> [EXERCISE MATERIAL]:
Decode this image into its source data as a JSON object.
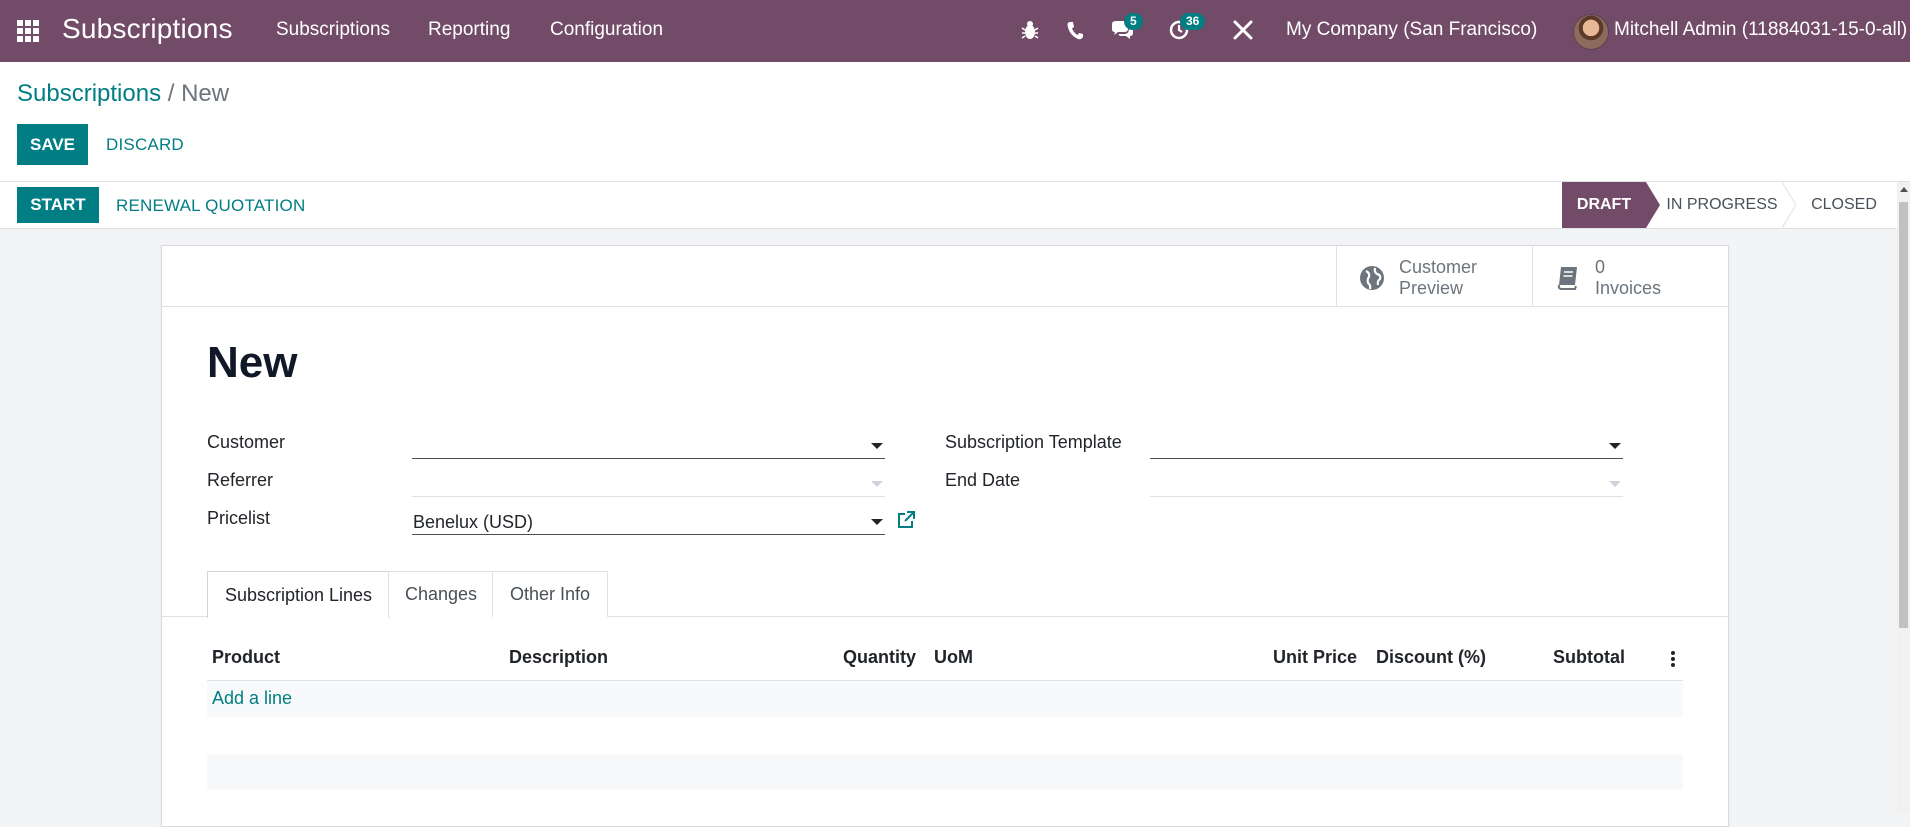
{
  "navbar": {
    "app_name": "Subscriptions",
    "menu": [
      "Subscriptions",
      "Reporting",
      "Configuration"
    ],
    "icons": [
      "apps-icon",
      "bug-icon",
      "phone-icon",
      "chat-icon",
      "activity-clock-icon",
      "tools-icon"
    ],
    "messages_count": "5",
    "activities_count": "36",
    "company": "My Company (San Francisco)",
    "user": "Mitchell Admin (11884031-15-0-all)",
    "color": "#714b67"
  },
  "breadcrumb": {
    "parent": "Subscriptions",
    "separator": "/",
    "current": "New"
  },
  "actions": {
    "save": "SAVE",
    "discard": "DISCARD"
  },
  "header_buttons": {
    "start": "START",
    "renewal": "RENEWAL QUOTATION"
  },
  "statusbar": {
    "stages": [
      "DRAFT",
      "IN PROGRESS",
      "CLOSED"
    ],
    "active": "DRAFT"
  },
  "smart_buttons": {
    "preview_line1": "Customer",
    "preview_line2": "Preview",
    "invoices_count": "0",
    "invoices_label": "Invoices"
  },
  "form": {
    "title": "New",
    "customer_label": "Customer",
    "customer_value": "",
    "referrer_label": "Referrer",
    "referrer_value": "",
    "pricelist_label": "Pricelist",
    "pricelist_value": "Benelux (USD)",
    "template_label": "Subscription Template",
    "template_value": "",
    "end_date_label": "End Date",
    "end_date_value": ""
  },
  "tabs": [
    "Subscription Lines",
    "Changes",
    "Other Info"
  ],
  "active_tab": "Subscription Lines",
  "table": {
    "columns": [
      "Product",
      "Description",
      "Quantity",
      "UoM",
      "Unit Price",
      "Discount (%)",
      "Subtotal"
    ],
    "add_line": "Add a line"
  },
  "colors": {
    "primary": "#017e84",
    "brand": "#714b67"
  }
}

> [EXERCISE DESCRIPTION]:
Take the data above and repeat it exactly, leaving each picture out.

> [FINAL RESULT]:
Decode this image into its source data as a JSON object.
{
  "navbar": {
    "app_name": "Subscriptions",
    "menu": [
      "Subscriptions",
      "Reporting",
      "Configuration"
    ],
    "icons": [
      "apps-icon",
      "bug-icon",
      "phone-icon",
      "chat-icon",
      "activity-clock-icon",
      "tools-icon"
    ],
    "messages_count": "5",
    "activities_count": "36",
    "company": "My Company (San Francisco)",
    "user": "Mitchell Admin (11884031-15-0-all)",
    "color": "#714b67"
  },
  "breadcrumb": {
    "parent": "Subscriptions",
    "separator": "/",
    "current": "New"
  },
  "actions": {
    "save": "SAVE",
    "discard": "DISCARD"
  },
  "header_buttons": {
    "start": "START",
    "renewal": "RENEWAL QUOTATION"
  },
  "statusbar": {
    "stages": [
      "DRAFT",
      "IN PROGRESS",
      "CLOSED"
    ],
    "active": "DRAFT"
  },
  "smart_buttons": {
    "preview_line1": "Customer",
    "preview_line2": "Preview",
    "invoices_count": "0",
    "invoices_label": "Invoices"
  },
  "form": {
    "title": "New",
    "customer_label": "Customer",
    "customer_value": "",
    "referrer_label": "Referrer",
    "referrer_value": "",
    "pricelist_label": "Pricelist",
    "pricelist_value": "Benelux (USD)",
    "template_label": "Subscription Template",
    "template_value": "",
    "end_date_label": "End Date",
    "end_date_value": ""
  },
  "tabs": [
    "Subscription Lines",
    "Changes",
    "Other Info"
  ],
  "active_tab": "Subscription Lines",
  "table": {
    "columns": [
      "Product",
      "Description",
      "Quantity",
      "UoM",
      "Unit Price",
      "Discount (%)",
      "Subtotal"
    ],
    "add_line": "Add a line"
  },
  "colors": {
    "primary": "#017e84",
    "brand": "#714b67"
  }
}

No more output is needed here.